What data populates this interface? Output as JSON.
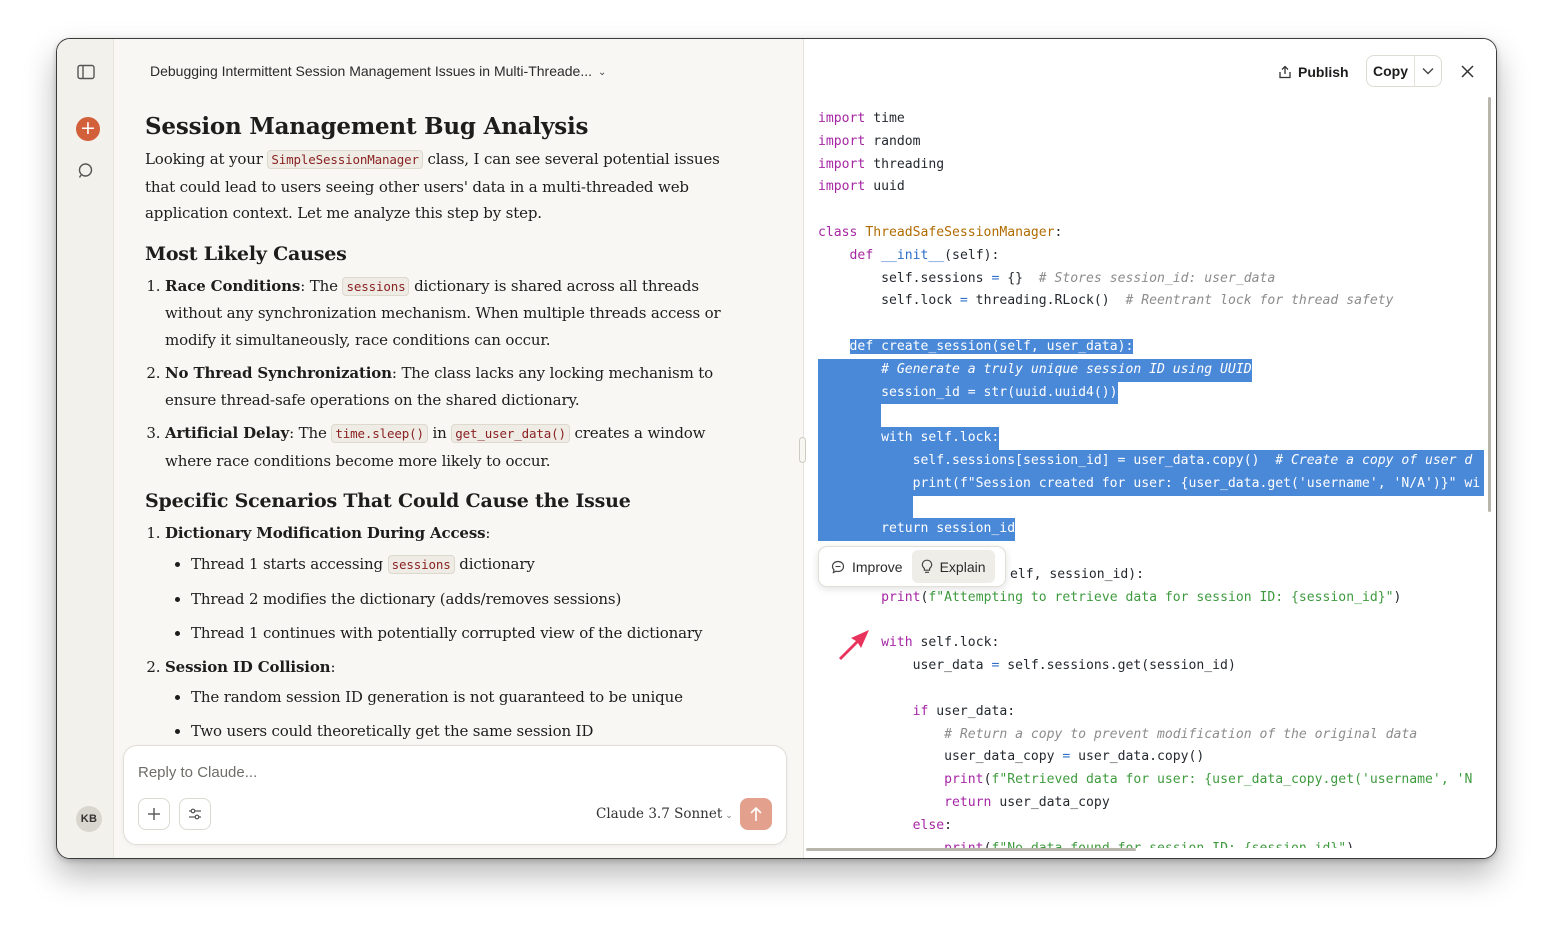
{
  "conversation": {
    "title": "Debugging Intermittent Session Management Issues in Multi-Threade..."
  },
  "user": {
    "initials": "KB"
  },
  "message": {
    "heading": "Session Management Bug Analysis",
    "intro_1": "Looking at your ",
    "intro_code": "SimpleSessionManager",
    "intro_2": " class, I can see several potential issues that could lead to users seeing other users' data in a multi-threaded web application context. Let me analyze this step by step.",
    "section1_title": "Most Likely Causes",
    "cause1_title": "Race Conditions",
    "cause1_a": ": The ",
    "cause1_code": "sessions",
    "cause1_b": " dictionary is shared across all threads without any synchronization mechanism. When multiple threads access or modify it simultaneously, race conditions can occur.",
    "cause2_title": "No Thread Synchronization",
    "cause2_text": ": The class lacks any locking mechanism to ensure thread-safe operations on the shared dictionary.",
    "cause3_title": "Artificial Delay",
    "cause3_a": ": The ",
    "cause3_code1": "time.sleep()",
    "cause3_b": " in ",
    "cause3_code2": "get_user_data()",
    "cause3_c": " creates a window where race conditions become more likely to occur.",
    "section2_title": "Specific Scenarios That Could Cause the Issue",
    "scenario1_title": "Dictionary Modification During Access",
    "scenario1_colon": ":",
    "scenario1_b1_a": "Thread 1 starts accessing ",
    "scenario1_b1_code": "sessions",
    "scenario1_b1_b": " dictionary",
    "scenario1_b2": "Thread 2 modifies the dictionary (adds/removes sessions)",
    "scenario1_b3": "Thread 1 continues with potentially corrupted view of the dictionary",
    "scenario2_title": "Session ID Collision",
    "scenario2_colon": ":",
    "scenario2_b1": "The random session ID generation is not guaranteed to be unique",
    "scenario2_b2": "Two users could theoretically get the same session ID"
  },
  "composer": {
    "placeholder": "Reply to Claude...",
    "model": "Claude 3.7 Sonnet"
  },
  "artifact": {
    "publish_label": "Publish",
    "copy_label": "Copy",
    "popover": {
      "improve_label": "Improve",
      "explain_label": "Explain"
    },
    "code_lines": [
      "import time",
      "import random",
      "import threading",
      "import uuid",
      "",
      "class ThreadSafeSessionManager:",
      "    def __init__(self):",
      "        self.sessions = {}  # Stores session_id: user_data",
      "        self.lock = threading.RLock()  # Reentrant lock for thread safety",
      "",
      "    def create_session(self, user_data):",
      "        # Generate a truly unique session ID using UUID",
      "        session_id = str(uuid.uuid4())",
      "",
      "        with self.lock:",
      "            self.sessions[session_id] = user_data.copy()  # Create a copy of user d",
      "            print(f\"Session created for user: {user_data.get('username', 'N/A')}\" wi",
      "",
      "        return session_id",
      "",
      "    def get_user_data(self, session_id):",
      "        print(f\"Attempting to retrieve data for session ID: {session_id}\")",
      "",
      "        with self.lock:",
      "            user_data = self.sessions.get(session_id)",
      "",
      "            if user_data:",
      "                # Return a copy to prevent modification of the original data",
      "                user_data_copy = user_data.copy()",
      "                print(f\"Retrieved data for user: {user_data_copy.get('username', 'N",
      "                return user_data_copy",
      "            else:",
      "                print(f\"No data found for session ID: {session_id}\")"
    ],
    "popover_line_tail": "elf, session_id):"
  },
  "colors": {
    "accent": "#d2603a",
    "selection": "#4a88d8",
    "keyword": "#a626a4",
    "string": "#3f9b3f",
    "comment": "#8c8c8c",
    "class_name": "#b06a00",
    "function_name": "#2f6fca",
    "arrow": "#e8335c"
  },
  "icons": {
    "sidebar_toggle": "sidebar-toggle-icon",
    "new_chat": "plus-circle-icon",
    "search": "search-chat-icon",
    "attach": "plus-icon",
    "tools": "sliders-icon",
    "send": "arrow-up-icon",
    "publish": "share-icon",
    "close": "close-icon",
    "improve": "speech-bubble-icon",
    "explain": "lightbulb-icon",
    "annotation": "arrow-icon"
  }
}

Directions for this task: Quote the material exactly. Pictures stay out.

Completed exercise:
What data populates this interface? Output as JSON.
{
  "conversation": {
    "title": "Debugging Intermittent Session Management Issues in Multi-Threade..."
  },
  "user": {
    "initials": "KB"
  },
  "message": {
    "heading": "Session Management Bug Analysis",
    "intro_1": "Looking at your ",
    "intro_code": "SimpleSessionManager",
    "intro_2": " class, I can see several potential issues that could lead to users seeing other users' data in a multi-threaded web application context. Let me analyze this step by step.",
    "section1_title": "Most Likely Causes",
    "cause1_title": "Race Conditions",
    "cause1_a": ": The ",
    "cause1_code": "sessions",
    "cause1_b": " dictionary is shared across all threads without any synchronization mechanism. When multiple threads access or modify it simultaneously, race conditions can occur.",
    "cause2_title": "No Thread Synchronization",
    "cause2_text": ": The class lacks any locking mechanism to ensure thread-safe operations on the shared dictionary.",
    "cause3_title": "Artificial Delay",
    "cause3_a": ": The ",
    "cause3_code1": "time.sleep()",
    "cause3_b": " in ",
    "cause3_code2": "get_user_data()",
    "cause3_c": " creates a window where race conditions become more likely to occur.",
    "section2_title": "Specific Scenarios That Could Cause the Issue",
    "scenario1_title": "Dictionary Modification During Access",
    "scenario1_colon": ":",
    "scenario1_b1_a": "Thread 1 starts accessing ",
    "scenario1_b1_code": "sessions",
    "scenario1_b1_b": " dictionary",
    "scenario1_b2": "Thread 2 modifies the dictionary (adds/removes sessions)",
    "scenario1_b3": "Thread 1 continues with potentially corrupted view of the dictionary",
    "scenario2_title": "Session ID Collision",
    "scenario2_colon": ":",
    "scenario2_b1": "The random session ID generation is not guaranteed to be unique",
    "scenario2_b2": "Two users could theoretically get the same session ID"
  },
  "composer": {
    "placeholder": "Reply to Claude...",
    "model": "Claude 3.7 Sonnet"
  },
  "artifact": {
    "publish_label": "Publish",
    "copy_label": "Copy",
    "popover": {
      "improve_label": "Improve",
      "explain_label": "Explain"
    },
    "code_lines": [
      "import time",
      "import random",
      "import threading",
      "import uuid",
      "",
      "class ThreadSafeSessionManager:",
      "    def __init__(self):",
      "        self.sessions = {}  # Stores session_id: user_data",
      "        self.lock = threading.RLock()  # Reentrant lock for thread safety",
      "",
      "    def create_session(self, user_data):",
      "        # Generate a truly unique session ID using UUID",
      "        session_id = str(uuid.uuid4())",
      "",
      "        with self.lock:",
      "            self.sessions[session_id] = user_data.copy()  # Create a copy of user d",
      "            print(f\"Session created for user: {user_data.get('username', 'N/A')}\" wi",
      "",
      "        return session_id",
      "",
      "    def get_user_data(self, session_id):",
      "        print(f\"Attempting to retrieve data for session ID: {session_id}\")",
      "",
      "        with self.lock:",
      "            user_data = self.sessions.get(session_id)",
      "",
      "            if user_data:",
      "                # Return a copy to prevent modification of the original data",
      "                user_data_copy = user_data.copy()",
      "                print(f\"Retrieved data for user: {user_data_copy.get('username', 'N",
      "                return user_data_copy",
      "            else:",
      "                print(f\"No data found for session ID: {session_id}\")"
    ],
    "popover_line_tail": "elf, session_id):"
  },
  "colors": {
    "accent": "#d2603a",
    "selection": "#4a88d8",
    "keyword": "#a626a4",
    "string": "#3f9b3f",
    "comment": "#8c8c8c",
    "class_name": "#b06a00",
    "function_name": "#2f6fca",
    "arrow": "#e8335c"
  },
  "icons": {
    "sidebar_toggle": "sidebar-toggle-icon",
    "new_chat": "plus-circle-icon",
    "search": "search-chat-icon",
    "attach": "plus-icon",
    "tools": "sliders-icon",
    "send": "arrow-up-icon",
    "publish": "share-icon",
    "close": "close-icon",
    "improve": "speech-bubble-icon",
    "explain": "lightbulb-icon",
    "annotation": "arrow-icon"
  }
}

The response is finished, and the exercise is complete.